• What you have to do: Please count the lines in the listing below where the word "series" appears. Give the number only.

┏━━

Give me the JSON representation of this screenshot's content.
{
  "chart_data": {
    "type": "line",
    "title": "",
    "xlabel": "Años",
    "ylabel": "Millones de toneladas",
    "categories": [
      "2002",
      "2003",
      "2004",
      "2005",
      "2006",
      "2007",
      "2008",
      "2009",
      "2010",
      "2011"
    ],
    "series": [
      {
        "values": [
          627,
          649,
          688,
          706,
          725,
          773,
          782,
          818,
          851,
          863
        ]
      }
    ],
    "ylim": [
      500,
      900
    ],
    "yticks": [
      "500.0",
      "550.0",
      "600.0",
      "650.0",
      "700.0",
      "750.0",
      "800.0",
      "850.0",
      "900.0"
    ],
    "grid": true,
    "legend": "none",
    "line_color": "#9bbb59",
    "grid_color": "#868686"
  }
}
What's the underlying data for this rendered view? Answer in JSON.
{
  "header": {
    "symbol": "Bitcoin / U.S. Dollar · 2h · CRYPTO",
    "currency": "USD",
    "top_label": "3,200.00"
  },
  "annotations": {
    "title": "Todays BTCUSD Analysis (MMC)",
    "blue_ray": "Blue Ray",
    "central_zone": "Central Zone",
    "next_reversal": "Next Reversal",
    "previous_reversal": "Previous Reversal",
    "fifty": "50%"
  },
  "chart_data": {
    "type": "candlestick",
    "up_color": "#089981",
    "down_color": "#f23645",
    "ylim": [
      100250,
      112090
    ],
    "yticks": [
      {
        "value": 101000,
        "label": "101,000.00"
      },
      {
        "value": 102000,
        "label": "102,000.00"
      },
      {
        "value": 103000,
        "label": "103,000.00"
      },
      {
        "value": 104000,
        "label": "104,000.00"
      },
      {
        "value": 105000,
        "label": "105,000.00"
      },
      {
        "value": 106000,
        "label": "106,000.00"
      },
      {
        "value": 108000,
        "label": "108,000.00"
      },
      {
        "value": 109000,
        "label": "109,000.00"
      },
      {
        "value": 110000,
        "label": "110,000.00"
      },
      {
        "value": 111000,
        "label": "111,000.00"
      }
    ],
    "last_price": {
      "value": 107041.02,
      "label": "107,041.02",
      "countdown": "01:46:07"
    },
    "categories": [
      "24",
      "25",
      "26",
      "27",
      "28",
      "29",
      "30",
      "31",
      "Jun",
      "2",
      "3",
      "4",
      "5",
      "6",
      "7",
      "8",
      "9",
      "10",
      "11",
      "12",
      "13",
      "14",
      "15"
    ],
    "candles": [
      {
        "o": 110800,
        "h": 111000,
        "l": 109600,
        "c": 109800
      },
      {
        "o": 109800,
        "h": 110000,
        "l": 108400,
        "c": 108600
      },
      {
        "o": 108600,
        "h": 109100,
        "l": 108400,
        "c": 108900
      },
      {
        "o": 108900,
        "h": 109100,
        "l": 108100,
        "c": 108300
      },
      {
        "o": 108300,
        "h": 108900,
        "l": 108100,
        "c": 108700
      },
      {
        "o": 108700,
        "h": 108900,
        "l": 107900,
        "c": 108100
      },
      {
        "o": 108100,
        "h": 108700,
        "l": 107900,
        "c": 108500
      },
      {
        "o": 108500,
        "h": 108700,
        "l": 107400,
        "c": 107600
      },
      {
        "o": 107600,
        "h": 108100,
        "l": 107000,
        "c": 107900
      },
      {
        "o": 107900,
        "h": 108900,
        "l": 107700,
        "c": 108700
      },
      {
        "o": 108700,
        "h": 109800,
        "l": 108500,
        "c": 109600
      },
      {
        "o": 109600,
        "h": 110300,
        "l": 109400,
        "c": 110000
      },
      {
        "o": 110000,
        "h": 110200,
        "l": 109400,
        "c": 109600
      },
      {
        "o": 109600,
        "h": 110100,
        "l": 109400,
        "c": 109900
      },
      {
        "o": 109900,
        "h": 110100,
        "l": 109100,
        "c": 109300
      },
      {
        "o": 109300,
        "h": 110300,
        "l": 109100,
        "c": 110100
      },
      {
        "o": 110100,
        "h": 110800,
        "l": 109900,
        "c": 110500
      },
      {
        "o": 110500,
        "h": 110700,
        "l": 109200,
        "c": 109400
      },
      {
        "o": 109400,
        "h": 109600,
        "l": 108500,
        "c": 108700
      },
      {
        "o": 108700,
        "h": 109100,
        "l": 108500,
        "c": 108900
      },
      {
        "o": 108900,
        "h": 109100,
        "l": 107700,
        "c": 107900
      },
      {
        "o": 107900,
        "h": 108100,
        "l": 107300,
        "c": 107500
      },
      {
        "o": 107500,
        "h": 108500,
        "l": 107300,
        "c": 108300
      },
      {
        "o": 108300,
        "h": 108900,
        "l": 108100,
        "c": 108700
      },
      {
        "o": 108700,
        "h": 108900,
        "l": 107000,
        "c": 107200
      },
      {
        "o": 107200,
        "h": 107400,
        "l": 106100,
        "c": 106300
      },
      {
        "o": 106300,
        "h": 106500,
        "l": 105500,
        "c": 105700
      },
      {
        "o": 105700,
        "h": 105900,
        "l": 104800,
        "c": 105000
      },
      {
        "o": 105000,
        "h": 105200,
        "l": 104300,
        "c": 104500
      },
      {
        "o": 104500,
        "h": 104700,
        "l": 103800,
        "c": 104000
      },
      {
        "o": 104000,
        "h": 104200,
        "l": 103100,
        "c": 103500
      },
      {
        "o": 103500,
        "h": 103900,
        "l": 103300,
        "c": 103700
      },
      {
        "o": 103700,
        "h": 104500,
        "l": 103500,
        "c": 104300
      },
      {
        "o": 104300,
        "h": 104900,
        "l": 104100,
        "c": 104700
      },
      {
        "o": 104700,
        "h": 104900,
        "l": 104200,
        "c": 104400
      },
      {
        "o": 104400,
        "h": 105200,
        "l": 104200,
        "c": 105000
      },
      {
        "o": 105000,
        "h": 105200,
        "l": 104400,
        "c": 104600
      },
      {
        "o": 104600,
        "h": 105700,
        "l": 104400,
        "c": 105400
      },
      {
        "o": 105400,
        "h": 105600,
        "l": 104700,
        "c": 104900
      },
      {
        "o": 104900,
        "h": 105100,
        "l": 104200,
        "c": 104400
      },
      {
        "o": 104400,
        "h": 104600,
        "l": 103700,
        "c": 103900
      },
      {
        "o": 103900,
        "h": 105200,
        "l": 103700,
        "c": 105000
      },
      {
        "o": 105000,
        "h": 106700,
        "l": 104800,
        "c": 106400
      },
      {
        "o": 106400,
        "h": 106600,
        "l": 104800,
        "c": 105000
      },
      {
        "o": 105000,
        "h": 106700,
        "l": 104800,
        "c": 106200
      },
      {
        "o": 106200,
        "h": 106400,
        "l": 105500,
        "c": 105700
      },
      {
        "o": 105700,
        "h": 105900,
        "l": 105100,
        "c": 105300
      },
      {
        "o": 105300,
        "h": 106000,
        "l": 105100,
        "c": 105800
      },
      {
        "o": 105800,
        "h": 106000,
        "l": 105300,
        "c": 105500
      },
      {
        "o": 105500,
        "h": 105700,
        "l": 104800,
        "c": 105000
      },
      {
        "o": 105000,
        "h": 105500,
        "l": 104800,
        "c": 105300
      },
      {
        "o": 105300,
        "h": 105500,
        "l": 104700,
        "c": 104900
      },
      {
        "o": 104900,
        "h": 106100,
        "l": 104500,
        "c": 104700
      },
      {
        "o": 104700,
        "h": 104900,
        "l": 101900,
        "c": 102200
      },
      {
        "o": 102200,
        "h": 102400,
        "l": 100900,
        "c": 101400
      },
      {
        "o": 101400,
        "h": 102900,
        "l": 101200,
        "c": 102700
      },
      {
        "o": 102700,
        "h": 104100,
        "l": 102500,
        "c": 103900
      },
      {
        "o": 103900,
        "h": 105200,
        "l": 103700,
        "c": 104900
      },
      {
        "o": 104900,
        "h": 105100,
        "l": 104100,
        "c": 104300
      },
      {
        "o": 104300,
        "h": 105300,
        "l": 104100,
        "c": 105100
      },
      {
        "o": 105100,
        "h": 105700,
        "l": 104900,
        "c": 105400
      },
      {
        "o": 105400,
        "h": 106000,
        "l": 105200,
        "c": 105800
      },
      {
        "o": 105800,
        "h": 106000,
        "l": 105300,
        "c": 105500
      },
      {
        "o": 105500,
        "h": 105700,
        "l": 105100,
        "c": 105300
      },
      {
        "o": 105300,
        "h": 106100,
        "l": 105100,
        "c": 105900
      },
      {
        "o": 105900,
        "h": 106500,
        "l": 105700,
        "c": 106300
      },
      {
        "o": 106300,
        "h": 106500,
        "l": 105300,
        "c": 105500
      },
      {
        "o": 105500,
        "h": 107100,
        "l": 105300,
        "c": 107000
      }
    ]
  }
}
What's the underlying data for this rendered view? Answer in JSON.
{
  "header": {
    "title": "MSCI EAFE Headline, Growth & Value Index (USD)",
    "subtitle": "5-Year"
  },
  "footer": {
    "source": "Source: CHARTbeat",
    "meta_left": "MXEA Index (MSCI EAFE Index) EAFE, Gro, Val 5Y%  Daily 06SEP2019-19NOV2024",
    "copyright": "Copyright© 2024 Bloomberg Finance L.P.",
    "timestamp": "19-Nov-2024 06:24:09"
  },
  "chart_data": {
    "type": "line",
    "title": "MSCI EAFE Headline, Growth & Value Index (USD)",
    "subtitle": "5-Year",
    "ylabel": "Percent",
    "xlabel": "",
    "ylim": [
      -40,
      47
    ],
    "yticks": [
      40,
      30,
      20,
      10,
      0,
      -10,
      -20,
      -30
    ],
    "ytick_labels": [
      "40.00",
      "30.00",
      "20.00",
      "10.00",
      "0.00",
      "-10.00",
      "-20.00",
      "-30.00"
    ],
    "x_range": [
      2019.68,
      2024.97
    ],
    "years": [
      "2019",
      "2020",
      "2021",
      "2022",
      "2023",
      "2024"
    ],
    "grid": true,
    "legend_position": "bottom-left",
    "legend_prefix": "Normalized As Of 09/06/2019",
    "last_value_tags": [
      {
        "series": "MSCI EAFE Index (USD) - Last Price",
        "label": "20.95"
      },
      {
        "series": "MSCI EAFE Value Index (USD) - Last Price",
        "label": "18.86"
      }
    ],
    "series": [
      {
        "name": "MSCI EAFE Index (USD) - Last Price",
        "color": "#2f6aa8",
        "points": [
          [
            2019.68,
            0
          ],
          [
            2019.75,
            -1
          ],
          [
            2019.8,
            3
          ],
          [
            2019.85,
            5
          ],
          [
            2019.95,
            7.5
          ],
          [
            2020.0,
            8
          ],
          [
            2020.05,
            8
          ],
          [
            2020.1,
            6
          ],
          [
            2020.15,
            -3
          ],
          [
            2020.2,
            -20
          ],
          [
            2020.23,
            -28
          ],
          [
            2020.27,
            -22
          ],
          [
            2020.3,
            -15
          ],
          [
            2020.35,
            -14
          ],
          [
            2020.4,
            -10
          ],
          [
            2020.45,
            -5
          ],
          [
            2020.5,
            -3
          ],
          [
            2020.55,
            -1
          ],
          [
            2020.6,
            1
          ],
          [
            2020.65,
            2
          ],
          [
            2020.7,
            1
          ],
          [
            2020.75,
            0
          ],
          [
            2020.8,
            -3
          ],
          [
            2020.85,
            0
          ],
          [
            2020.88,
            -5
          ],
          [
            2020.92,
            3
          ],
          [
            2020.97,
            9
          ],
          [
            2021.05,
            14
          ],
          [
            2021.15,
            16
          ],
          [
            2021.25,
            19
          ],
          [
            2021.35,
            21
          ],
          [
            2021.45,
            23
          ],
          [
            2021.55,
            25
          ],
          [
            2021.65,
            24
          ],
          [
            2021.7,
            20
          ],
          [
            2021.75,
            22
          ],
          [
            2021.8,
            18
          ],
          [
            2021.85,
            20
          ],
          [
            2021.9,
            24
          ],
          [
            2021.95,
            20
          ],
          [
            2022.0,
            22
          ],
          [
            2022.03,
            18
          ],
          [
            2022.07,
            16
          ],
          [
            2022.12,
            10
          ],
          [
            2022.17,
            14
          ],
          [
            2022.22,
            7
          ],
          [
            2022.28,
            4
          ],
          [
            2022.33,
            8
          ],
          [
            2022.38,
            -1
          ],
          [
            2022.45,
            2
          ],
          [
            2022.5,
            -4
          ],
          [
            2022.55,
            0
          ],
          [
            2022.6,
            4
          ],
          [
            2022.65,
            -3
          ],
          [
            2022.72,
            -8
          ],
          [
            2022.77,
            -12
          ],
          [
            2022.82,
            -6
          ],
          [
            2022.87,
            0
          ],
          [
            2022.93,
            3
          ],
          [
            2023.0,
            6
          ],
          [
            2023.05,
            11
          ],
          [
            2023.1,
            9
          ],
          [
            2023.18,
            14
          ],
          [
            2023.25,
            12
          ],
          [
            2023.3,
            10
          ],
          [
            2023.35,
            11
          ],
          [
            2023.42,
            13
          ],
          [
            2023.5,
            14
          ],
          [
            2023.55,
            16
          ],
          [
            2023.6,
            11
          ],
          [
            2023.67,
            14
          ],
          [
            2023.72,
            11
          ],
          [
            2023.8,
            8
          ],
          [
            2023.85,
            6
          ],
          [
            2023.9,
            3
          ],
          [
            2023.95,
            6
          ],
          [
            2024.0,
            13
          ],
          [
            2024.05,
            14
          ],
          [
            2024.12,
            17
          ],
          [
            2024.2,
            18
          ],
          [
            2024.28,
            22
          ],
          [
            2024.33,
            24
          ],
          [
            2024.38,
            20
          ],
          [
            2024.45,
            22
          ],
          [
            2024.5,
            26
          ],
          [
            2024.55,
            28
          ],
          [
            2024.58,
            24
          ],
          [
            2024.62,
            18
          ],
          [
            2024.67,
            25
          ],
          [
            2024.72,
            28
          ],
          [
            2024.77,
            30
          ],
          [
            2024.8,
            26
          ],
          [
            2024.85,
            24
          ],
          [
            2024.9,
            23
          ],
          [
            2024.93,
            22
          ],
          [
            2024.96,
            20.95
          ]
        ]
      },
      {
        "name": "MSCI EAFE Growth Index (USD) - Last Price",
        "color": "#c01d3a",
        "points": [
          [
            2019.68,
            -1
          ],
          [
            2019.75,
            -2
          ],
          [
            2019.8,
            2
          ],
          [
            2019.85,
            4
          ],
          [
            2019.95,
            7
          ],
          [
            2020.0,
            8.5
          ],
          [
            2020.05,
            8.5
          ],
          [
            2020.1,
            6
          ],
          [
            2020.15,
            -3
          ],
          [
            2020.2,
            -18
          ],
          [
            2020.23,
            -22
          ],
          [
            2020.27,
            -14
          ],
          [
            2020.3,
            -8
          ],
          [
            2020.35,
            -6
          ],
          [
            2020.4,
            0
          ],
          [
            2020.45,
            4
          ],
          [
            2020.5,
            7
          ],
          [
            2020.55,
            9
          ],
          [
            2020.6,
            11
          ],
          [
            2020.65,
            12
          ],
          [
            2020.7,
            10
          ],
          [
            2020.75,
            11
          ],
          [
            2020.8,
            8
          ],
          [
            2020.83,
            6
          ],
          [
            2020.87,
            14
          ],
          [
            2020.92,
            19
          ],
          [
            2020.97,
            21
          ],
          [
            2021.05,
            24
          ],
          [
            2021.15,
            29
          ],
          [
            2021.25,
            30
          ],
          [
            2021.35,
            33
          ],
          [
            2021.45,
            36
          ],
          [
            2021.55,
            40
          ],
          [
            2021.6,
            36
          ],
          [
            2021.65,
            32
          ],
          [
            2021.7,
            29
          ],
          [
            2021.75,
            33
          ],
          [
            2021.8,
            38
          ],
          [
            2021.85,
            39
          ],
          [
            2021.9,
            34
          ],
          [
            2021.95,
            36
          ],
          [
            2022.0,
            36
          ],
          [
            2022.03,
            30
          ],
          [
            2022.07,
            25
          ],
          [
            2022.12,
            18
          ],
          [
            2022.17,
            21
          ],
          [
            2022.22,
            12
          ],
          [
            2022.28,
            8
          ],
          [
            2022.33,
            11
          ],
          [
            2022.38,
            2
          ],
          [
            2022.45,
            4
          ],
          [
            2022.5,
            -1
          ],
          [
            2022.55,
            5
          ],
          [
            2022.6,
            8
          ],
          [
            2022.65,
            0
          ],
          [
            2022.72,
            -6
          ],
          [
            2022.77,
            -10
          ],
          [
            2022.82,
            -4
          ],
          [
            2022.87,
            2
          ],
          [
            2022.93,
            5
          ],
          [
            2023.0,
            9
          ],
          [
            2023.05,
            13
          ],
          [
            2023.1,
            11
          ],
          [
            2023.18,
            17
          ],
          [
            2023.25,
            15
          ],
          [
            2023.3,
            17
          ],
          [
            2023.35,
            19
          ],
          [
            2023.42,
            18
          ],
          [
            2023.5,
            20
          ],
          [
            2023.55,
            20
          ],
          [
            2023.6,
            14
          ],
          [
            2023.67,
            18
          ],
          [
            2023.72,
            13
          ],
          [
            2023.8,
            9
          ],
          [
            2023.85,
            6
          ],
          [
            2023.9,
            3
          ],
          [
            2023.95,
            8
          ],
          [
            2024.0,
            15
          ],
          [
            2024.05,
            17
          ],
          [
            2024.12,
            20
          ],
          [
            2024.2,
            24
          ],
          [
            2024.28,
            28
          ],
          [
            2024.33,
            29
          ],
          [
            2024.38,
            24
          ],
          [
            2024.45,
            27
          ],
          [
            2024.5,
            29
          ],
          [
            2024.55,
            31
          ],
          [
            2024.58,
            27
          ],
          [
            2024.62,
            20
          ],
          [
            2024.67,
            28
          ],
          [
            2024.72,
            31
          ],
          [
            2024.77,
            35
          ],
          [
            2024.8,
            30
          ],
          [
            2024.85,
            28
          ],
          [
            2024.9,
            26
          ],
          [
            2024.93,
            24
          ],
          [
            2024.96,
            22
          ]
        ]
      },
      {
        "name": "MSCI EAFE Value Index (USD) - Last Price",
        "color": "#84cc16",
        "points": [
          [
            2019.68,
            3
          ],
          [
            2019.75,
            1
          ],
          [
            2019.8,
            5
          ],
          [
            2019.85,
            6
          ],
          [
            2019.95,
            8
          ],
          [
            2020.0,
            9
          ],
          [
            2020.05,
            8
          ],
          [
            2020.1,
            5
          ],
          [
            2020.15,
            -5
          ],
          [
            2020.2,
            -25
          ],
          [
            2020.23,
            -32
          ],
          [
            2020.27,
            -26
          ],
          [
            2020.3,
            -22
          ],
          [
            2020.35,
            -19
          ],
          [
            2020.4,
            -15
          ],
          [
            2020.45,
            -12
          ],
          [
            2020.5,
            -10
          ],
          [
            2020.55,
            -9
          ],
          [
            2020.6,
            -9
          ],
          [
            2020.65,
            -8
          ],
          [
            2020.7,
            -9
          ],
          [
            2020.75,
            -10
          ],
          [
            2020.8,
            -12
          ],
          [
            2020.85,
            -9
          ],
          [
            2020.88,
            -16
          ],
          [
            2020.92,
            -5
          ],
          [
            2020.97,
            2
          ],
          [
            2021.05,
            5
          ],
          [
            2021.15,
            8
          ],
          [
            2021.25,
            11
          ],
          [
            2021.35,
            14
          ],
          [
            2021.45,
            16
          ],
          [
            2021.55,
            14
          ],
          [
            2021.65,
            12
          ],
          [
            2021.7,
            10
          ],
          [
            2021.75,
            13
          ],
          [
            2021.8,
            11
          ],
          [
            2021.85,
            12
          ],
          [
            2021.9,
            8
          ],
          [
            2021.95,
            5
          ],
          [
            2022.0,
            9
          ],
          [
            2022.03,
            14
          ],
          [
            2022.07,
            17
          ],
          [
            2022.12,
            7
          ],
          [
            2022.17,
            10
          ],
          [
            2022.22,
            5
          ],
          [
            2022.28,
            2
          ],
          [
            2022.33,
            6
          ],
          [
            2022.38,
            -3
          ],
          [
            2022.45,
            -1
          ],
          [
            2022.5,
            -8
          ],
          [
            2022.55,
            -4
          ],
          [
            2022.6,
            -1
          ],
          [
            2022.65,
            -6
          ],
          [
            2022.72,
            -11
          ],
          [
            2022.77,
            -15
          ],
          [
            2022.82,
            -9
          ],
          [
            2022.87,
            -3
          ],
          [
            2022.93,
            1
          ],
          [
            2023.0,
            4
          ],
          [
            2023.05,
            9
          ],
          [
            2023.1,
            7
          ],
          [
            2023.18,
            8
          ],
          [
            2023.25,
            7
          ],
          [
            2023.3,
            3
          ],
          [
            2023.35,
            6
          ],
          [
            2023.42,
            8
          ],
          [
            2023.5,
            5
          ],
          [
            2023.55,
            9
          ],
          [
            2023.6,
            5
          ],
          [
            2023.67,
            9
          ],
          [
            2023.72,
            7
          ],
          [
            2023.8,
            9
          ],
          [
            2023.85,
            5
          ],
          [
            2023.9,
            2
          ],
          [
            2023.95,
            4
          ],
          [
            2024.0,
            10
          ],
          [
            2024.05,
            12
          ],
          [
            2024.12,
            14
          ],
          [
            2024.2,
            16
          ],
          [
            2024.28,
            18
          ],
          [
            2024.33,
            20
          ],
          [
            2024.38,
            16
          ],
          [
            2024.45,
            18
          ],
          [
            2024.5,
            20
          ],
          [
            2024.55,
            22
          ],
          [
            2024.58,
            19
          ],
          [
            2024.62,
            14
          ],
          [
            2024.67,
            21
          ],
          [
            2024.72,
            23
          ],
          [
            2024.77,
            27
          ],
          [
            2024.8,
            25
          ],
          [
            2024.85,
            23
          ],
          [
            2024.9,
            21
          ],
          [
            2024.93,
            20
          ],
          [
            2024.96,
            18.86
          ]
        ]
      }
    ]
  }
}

┗━━

• Correct result: 4